WHAT THIS TASK INVOLVES >> Give back the records below exactly, every one, with no pictures.

STORED ROWS >>
+---+
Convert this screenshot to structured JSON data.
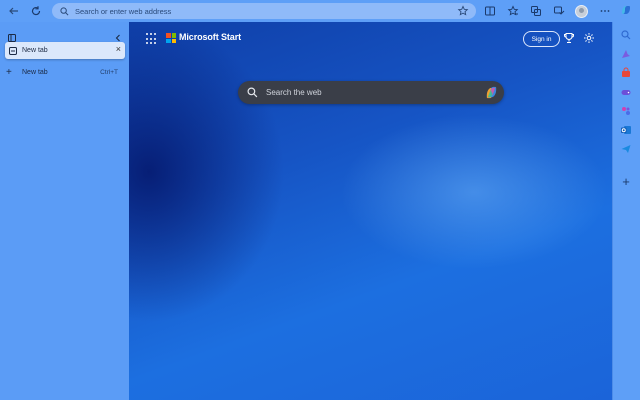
{
  "toolbar": {
    "address_placeholder": "Search or enter web address"
  },
  "sidebar": {
    "active_tab_label": "New tab",
    "new_tab_label": "New tab",
    "new_tab_shortcut": "Ctrl+T"
  },
  "page": {
    "brand": "Microsoft Start",
    "signin_label": "Sign in",
    "search_placeholder": "Search the web"
  },
  "icons": {
    "toolbar": [
      "back-icon",
      "refresh-icon",
      "search-icon",
      "favorite-star-icon",
      "split-screen-icon",
      "favorites-icon",
      "collections-icon",
      "browser-essentials-icon",
      "profile-avatar",
      "more-icon"
    ],
    "rail": [
      "copilot-icon",
      "search-icon",
      "discover-icon",
      "shopping-icon",
      "games-icon",
      "tools-icon",
      "outlook-icon",
      "send-icon",
      "add-icon"
    ]
  },
  "colors": {
    "toolbar": "#5e9ff7",
    "page_dark": "#0f3fa8",
    "page_light": "#1c6fe0",
    "search_bg": "#3a3e48"
  }
}
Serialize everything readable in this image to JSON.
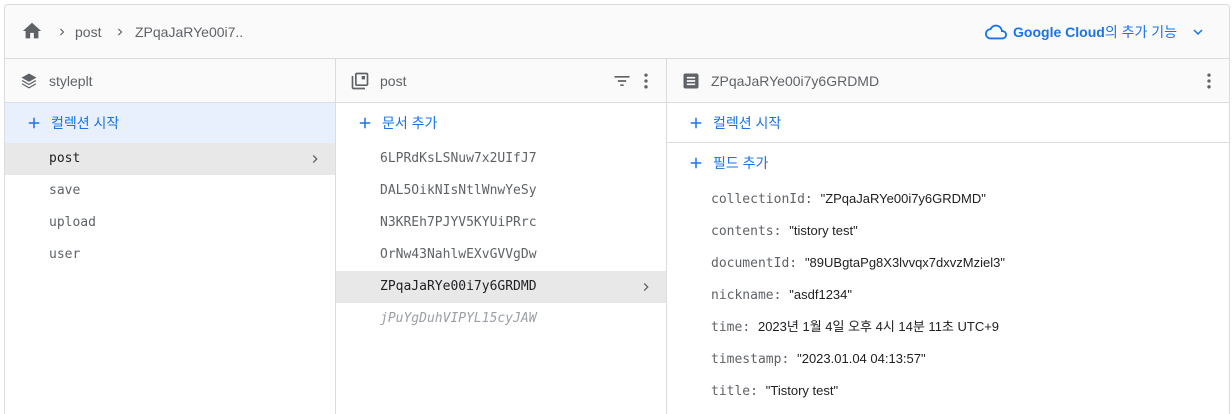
{
  "breadcrumb": {
    "items": [
      "post",
      "ZPqaJaRYe00i7.."
    ]
  },
  "gcloud": {
    "brand": "Google Cloud",
    "suffix": "의 추가 기능"
  },
  "col1": {
    "title": "styleplt",
    "add_label": "컬렉션 시작",
    "items": [
      "post",
      "save",
      "upload",
      "user"
    ]
  },
  "col2": {
    "title": "post",
    "add_label": "문서 추가",
    "items": [
      "6LPRdKsLSNuw7x2UIfJ7",
      "DAL5OikNIsNtlWnwYeSy",
      "N3KREh7PJYV5KYUiPRrc",
      "OrNw43NahlwEXvGVVgDw",
      "ZPqaJaRYe00i7y6GRDMD",
      "jPuYgDuhVIPYL15cyJAW"
    ]
  },
  "col3": {
    "title": "ZPqaJaRYe00i7y6GRDMD",
    "add_collection_label": "컬렉션 시작",
    "add_field_label": "필드 추가",
    "fields": [
      {
        "key": "collectionId",
        "value": "\"ZPqaJaRYe00i7y6GRDMD\""
      },
      {
        "key": "contents",
        "value": "\"tistory test\""
      },
      {
        "key": "documentId",
        "value": "\"89UBgtaPg8X3lvvqx7dxvzMziel3\""
      },
      {
        "key": "nickname",
        "value": "\"asdf1234\""
      },
      {
        "key": "time",
        "value": "2023년 1월 4일 오후 4시 14분 11초 UTC+9"
      },
      {
        "key": "timestamp",
        "value": "\"2023.01.04 04:13:57\""
      },
      {
        "key": "title",
        "value": "\"Tistory test\""
      }
    ]
  },
  "colors": {
    "accent": "#1a73e8",
    "selected_bg": "#e8e8e8",
    "active_bg": "#e8f0fe",
    "border": "#dadce0"
  }
}
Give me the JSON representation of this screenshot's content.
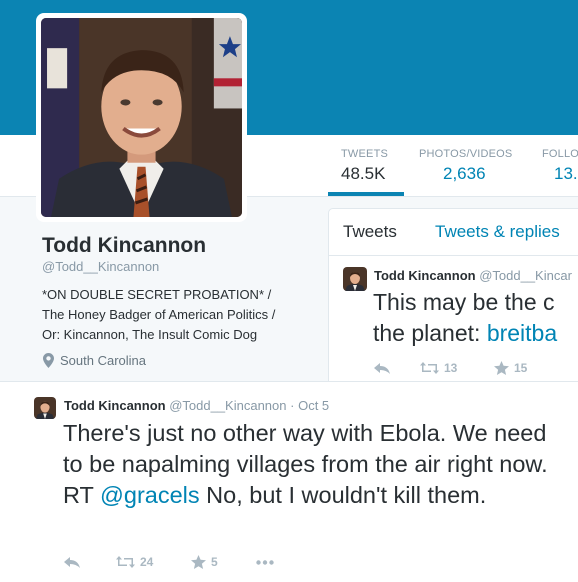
{
  "stats": [
    {
      "label": "TWEETS",
      "value": "48.5K"
    },
    {
      "label": "PHOTOS/VIDEOS",
      "value": "2,636"
    },
    {
      "label": "FOLLO",
      "value": "13."
    }
  ],
  "profile": {
    "name": "Todd Kincannon",
    "handle": "@Todd__Kincannon",
    "bio_lines": [
      "*ON DOUBLE SECRET PROBATION* /",
      "The Honey Badger of American Politics /",
      "Or: Kincannon, The Insult Comic Dog"
    ],
    "location": "South Carolina"
  },
  "tabs": {
    "tweets": "Tweets",
    "replies": "Tweets & replies"
  },
  "tweet_preview": {
    "name": "Todd Kincannon",
    "handle": "@Todd__Kincar",
    "text_line1": "This may be the c",
    "text_line2_prefix": "the planet: ",
    "text_line2_link": "breitba",
    "retweets": "13",
    "favorites": "15"
  },
  "featured_tweet": {
    "name": "Todd Kincannon",
    "handle": "@Todd__Kincannon",
    "dot": "·",
    "date": "Oct 5",
    "text_before": "There's just no other way with Ebola. We need to be napalming villages from the air right now. RT ",
    "mention": "@gracels",
    "text_after": " No, but I wouldn't kill them.",
    "retweets": "24",
    "favorites": "5"
  },
  "icons": {
    "location": "location-pin-icon",
    "reply": "reply-arrow-icon",
    "retweet": "retweet-icon",
    "favorite": "star-icon",
    "more": "more-dots-icon"
  },
  "colors": {
    "banner": "#0b84b3",
    "link": "#0084b4",
    "muted": "#8899a6",
    "action": "#aab8c2"
  }
}
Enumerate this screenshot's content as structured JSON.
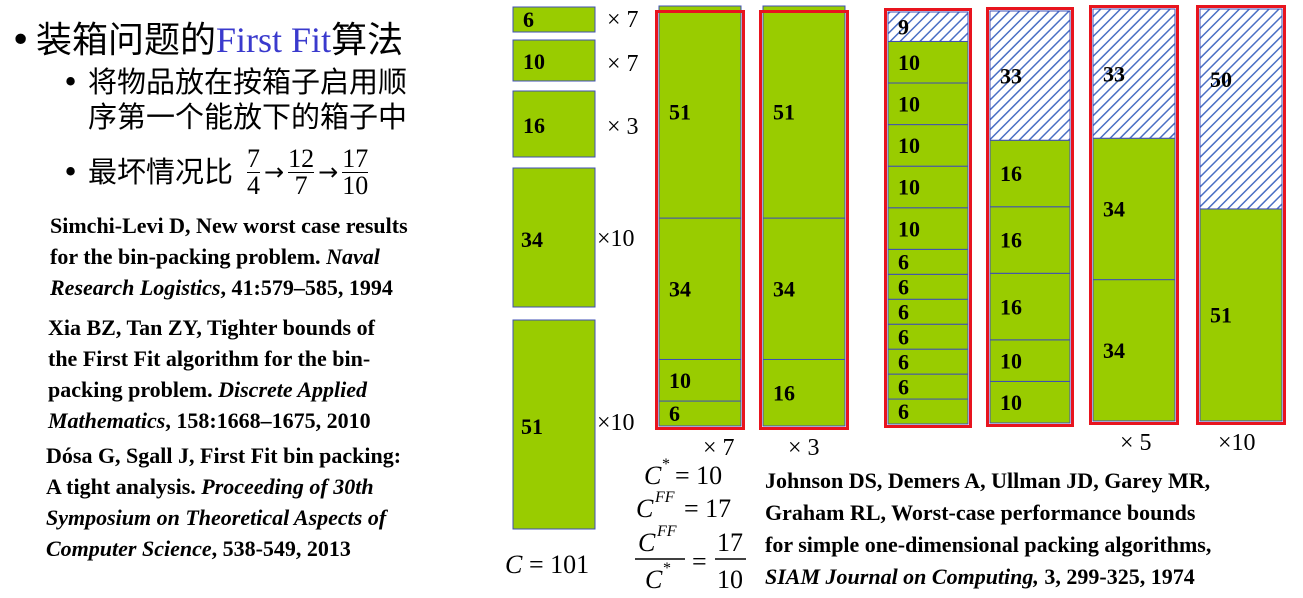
{
  "heading": {
    "prefix": "装箱问题的",
    "highlight": "First Fit",
    "suffix": "算法"
  },
  "bullets": {
    "rule_line1": "将物品放在按箱子启用顺",
    "rule_line2": "序第一个能放下的箱子中",
    "worst_label": "最坏情况比",
    "ratios": [
      {
        "num": "7",
        "den": "4"
      },
      {
        "num": "12",
        "den": "7"
      },
      {
        "num": "17",
        "den": "10"
      }
    ]
  },
  "references": [
    {
      "l1": "Simchi-Levi D, New worst case results",
      "l2": "for the bin-packing problem. ",
      "l2i": "Naval",
      "l3i": "Research Logistics",
      "l3": ", 41:579–585, 1994"
    },
    {
      "l1": "Xia BZ, Tan ZY, Tighter bounds of",
      "l2": "the First Fit algorithm for the bin-",
      "l3": "packing problem. ",
      "l3i": "Discrete Applied",
      "l4i": "Mathematics",
      "l4": ", 158:1668–1675, 2010"
    },
    {
      "l1": "Dósa G, Sgall J, First Fit bin packing:",
      "l2": "A tight analysis. ",
      "l2i": "Proceeding of 30th",
      "l3i": "Symposium on Theoretical Aspects of",
      "l4i": "Computer Science",
      "l4": ", 538-549, 2013"
    },
    {
      "l1": "Johnson DS, Demers A, Ullman JD, Garey MR,",
      "l2": "Graham RL, Worst-case performance bounds",
      "l3": "for simple one-dimensional packing algorithms,",
      "l4i": "SIAM Journal on Computing,",
      "l4": " 3, 299-325, 1974"
    }
  ],
  "items": [
    {
      "size": "6",
      "mult": "× 7"
    },
    {
      "size": "10",
      "mult": "× 7"
    },
    {
      "size": "16",
      "mult": "× 3"
    },
    {
      "size": "34",
      "mult": "×10"
    },
    {
      "size": "51",
      "mult": "×10"
    }
  ],
  "total": {
    "C": "C",
    "eq": "= 101"
  },
  "bins": [
    {
      "mult": "× 7",
      "pieces": [
        "51",
        "34",
        "10",
        "6"
      ]
    },
    {
      "mult": "× 3",
      "pieces": [
        "51",
        "34",
        "16"
      ]
    },
    {
      "mult": "",
      "empty": "9",
      "pieces": [
        "10",
        "10",
        "10",
        "10",
        "10",
        "6",
        "6",
        "6",
        "6",
        "6",
        "6",
        "6"
      ]
    },
    {
      "mult": "",
      "empty": "33",
      "pieces": [
        "16",
        "16",
        "16",
        "10",
        "10"
      ]
    },
    {
      "mult": "× 5",
      "empty": "33",
      "pieces": [
        "34",
        "34"
      ]
    },
    {
      "mult": "×10",
      "empty": "50",
      "pieces": [
        "51"
      ]
    }
  ],
  "results": {
    "cstar": "C",
    "cstar_sup": "*",
    "cstar_val": "= 10",
    "cff": "C",
    "cff_sup": "FF",
    "cff_val": "= 17",
    "ratio_eq": "=",
    "ratio_num": "17",
    "ratio_den": "10"
  },
  "colors": {
    "fill": "#99cc00",
    "bin_border": "#e8141e",
    "piece_border": "#3f4fb5",
    "hatch": "#4a6fc4",
    "highlight": "#3a3acd"
  }
}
+---+
FULL SOLUTION >>
Convert this screenshot to structured JSON data.
{
  "toolbar": {
    "address_placeholder": "Search or enter web address"
  },
  "sidebar": {
    "active_tab_label": "New tab",
    "new_tab_label": "New tab",
    "new_tab_shortcut": "Ctrl+T"
  },
  "page": {
    "brand": "Microsoft Start",
    "signin_label": "Sign in",
    "search_placeholder": "Search the web"
  },
  "icons": {
    "toolbar": [
      "back-icon",
      "refresh-icon",
      "search-icon",
      "favorite-star-icon",
      "split-screen-icon",
      "favorites-icon",
      "collections-icon",
      "browser-essentials-icon",
      "profile-avatar",
      "more-icon"
    ],
    "rail": [
      "copilot-icon",
      "search-icon",
      "discover-icon",
      "shopping-icon",
      "games-icon",
      "tools-icon",
      "outlook-icon",
      "send-icon",
      "add-icon"
    ]
  },
  "colors": {
    "toolbar": "#5e9ff7",
    "page_dark": "#0f3fa8",
    "page_light": "#1c6fe0",
    "search_bg": "#3a3e48"
  }
}
Serialize everything readable in this image to JSON.
{
  "breadcrumb": {
    "items": [
      "post",
      "ZPqaJaRYe00i7.."
    ]
  },
  "gcloud": {
    "brand": "Google Cloud",
    "suffix": "의 추가 기능"
  },
  "col1": {
    "title": "styleplt",
    "add_label": "컬렉션 시작",
    "items": [
      "post",
      "save",
      "upload",
      "user"
    ]
  },
  "col2": {
    "title": "post",
    "add_label": "문서 추가",
    "items": [
      "6LPRdKsLSNuw7x2UIfJ7",
      "DAL5OikNIsNtlWnwYeSy",
      "N3KREh7PJYV5KYUiPRrc",
      "OrNw43NahlwEXvGVVgDw",
      "ZPqaJaRYe00i7y6GRDMD",
      "jPuYgDuhVIPYL15cyJAW"
    ]
  },
  "col3": {
    "title": "ZPqaJaRYe00i7y6GRDMD",
    "add_collection_label": "컬렉션 시작",
    "add_field_label": "필드 추가",
    "fields": [
      {
        "key": "collectionId",
        "value": "\"ZPqaJaRYe00i7y6GRDMD\""
      },
      {
        "key": "contents",
        "value": "\"tistory test\""
      },
      {
        "key": "documentId",
        "value": "\"89UBgtaPg8X3lvvqx7dxvzMziel3\""
      },
      {
        "key": "nickname",
        "value": "\"asdf1234\""
      },
      {
        "key": "time",
        "value": "2023년 1월 4일 오후 4시 14분 11초 UTC+9"
      },
      {
        "key": "timestamp",
        "value": "\"2023.01.04 04:13:57\""
      },
      {
        "key": "title",
        "value": "\"Tistory test\""
      }
    ]
  },
  "colors": {
    "accent": "#1a73e8",
    "selected_bg": "#e8e8e8",
    "active_bg": "#e8f0fe",
    "border": "#dadce0"
  }
}
Give me the JSON representation of this screenshot's content.
{
  "stats": [
    {
      "label": "TWEETS",
      "value": "48.5K"
    },
    {
      "label": "PHOTOS/VIDEOS",
      "value": "2,636"
    },
    {
      "label": "FOLLO",
      "value": "13."
    }
  ],
  "profile": {
    "name": "Todd Kincannon",
    "handle": "@Todd__Kincannon",
    "bio_lines": [
      "*ON DOUBLE SECRET PROBATION* /",
      "The Honey Badger of American Politics /",
      "Or: Kincannon, The Insult Comic Dog"
    ],
    "location": "South Carolina"
  },
  "tabs": {
    "tweets": "Tweets",
    "replies": "Tweets & replies"
  },
  "tweet_preview": {
    "name": "Todd Kincannon",
    "handle": "@Todd__Kincar",
    "text_line1": "This may be the c",
    "text_line2_prefix": "the planet: ",
    "text_line2_link": "breitba",
    "retweets": "13",
    "favorites": "15"
  },
  "featured_tweet": {
    "name": "Todd Kincannon",
    "handle": "@Todd__Kincannon",
    "dot": "·",
    "date": "Oct 5",
    "text_before": "There's just no other way with Ebola. We need to be napalming villages from the air right now. RT ",
    "mention": "@gracels",
    "text_after": " No, but I wouldn't kill them.",
    "retweets": "24",
    "favorites": "5"
  },
  "icons": {
    "location": "location-pin-icon",
    "reply": "reply-arrow-icon",
    "retweet": "retweet-icon",
    "favorite": "star-icon",
    "more": "more-dots-icon"
  },
  "colors": {
    "banner": "#0b84b3",
    "link": "#0084b4",
    "muted": "#8899a6",
    "action": "#aab8c2"
  }
}
Enumerate this screenshot's content as structured JSON.
{
  "heading": {
    "prefix": "装箱问题的",
    "highlight": "First Fit",
    "suffix": "算法"
  },
  "bullets": {
    "rule_line1": "将物品放在按箱子启用顺",
    "rule_line2": "序第一个能放下的箱子中",
    "worst_label": "最坏情况比",
    "ratios": [
      {
        "num": "7",
        "den": "4"
      },
      {
        "num": "12",
        "den": "7"
      },
      {
        "num": "17",
        "den": "10"
      }
    ]
  },
  "references": [
    {
      "l1": "Simchi-Levi D, New worst case results",
      "l2": "for the bin-packing problem. ",
      "l2i": "Naval",
      "l3i": "Research Logistics",
      "l3": ", 41:579–585, 1994"
    },
    {
      "l1": "Xia BZ, Tan ZY, Tighter bounds of",
      "l2": "the First Fit algorithm for the bin-",
      "l3": "packing problem. ",
      "l3i": "Discrete Applied",
      "l4i": "Mathematics",
      "l4": ", 158:1668–1675, 2010"
    },
    {
      "l1": "Dósa G, Sgall J, First Fit bin packing:",
      "l2": "A tight analysis. ",
      "l2i": "Proceeding of 30th",
      "l3i": "Symposium on Theoretical Aspects of",
      "l4i": "Computer Science",
      "l4": ", 538-549, 2013"
    },
    {
      "l1": "Johnson DS, Demers A, Ullman JD, Garey MR,",
      "l2": "Graham RL, Worst-case performance bounds",
      "l3": "for simple one-dimensional packing algorithms,",
      "l4i": "SIAM Journal on Computing,",
      "l4": " 3, 299-325, 1974"
    }
  ],
  "items": [
    {
      "size": "6",
      "mult": "× 7"
    },
    {
      "size": "10",
      "mult": "× 7"
    },
    {
      "size": "16",
      "mult": "× 3"
    },
    {
      "size": "34",
      "mult": "×10"
    },
    {
      "size": "51",
      "mult": "×10"
    }
  ],
  "total": {
    "C": "C",
    "eq": "= 101"
  },
  "bins": [
    {
      "mult": "× 7",
      "pieces": [
        "51",
        "34",
        "10",
        "6"
      ]
    },
    {
      "mult": "× 3",
      "pieces": [
        "51",
        "34",
        "16"
      ]
    },
    {
      "mult": "",
      "empty": "9",
      "pieces": [
        "10",
        "10",
        "10",
        "10",
        "10",
        "6",
        "6",
        "6",
        "6",
        "6",
        "6",
        "6"
      ]
    },
    {
      "mult": "",
      "empty": "33",
      "pieces": [
        "16",
        "16",
        "16",
        "10",
        "10"
      ]
    },
    {
      "mult": "× 5",
      "empty": "33",
      "pieces": [
        "34",
        "34"
      ]
    },
    {
      "mult": "×10",
      "empty": "50",
      "pieces": [
        "51"
      ]
    }
  ],
  "results": {
    "cstar": "C",
    "cstar_sup": "*",
    "cstar_val": "= 10",
    "cff": "C",
    "cff_sup": "FF",
    "cff_val": "= 17",
    "ratio_eq": "=",
    "ratio_num": "17",
    "ratio_den": "10"
  },
  "colors": {
    "fill": "#99cc00",
    "bin_border": "#e8141e",
    "piece_border": "#3f4fb5",
    "hatch": "#4a6fc4",
    "highlight": "#3a3acd"
  }
}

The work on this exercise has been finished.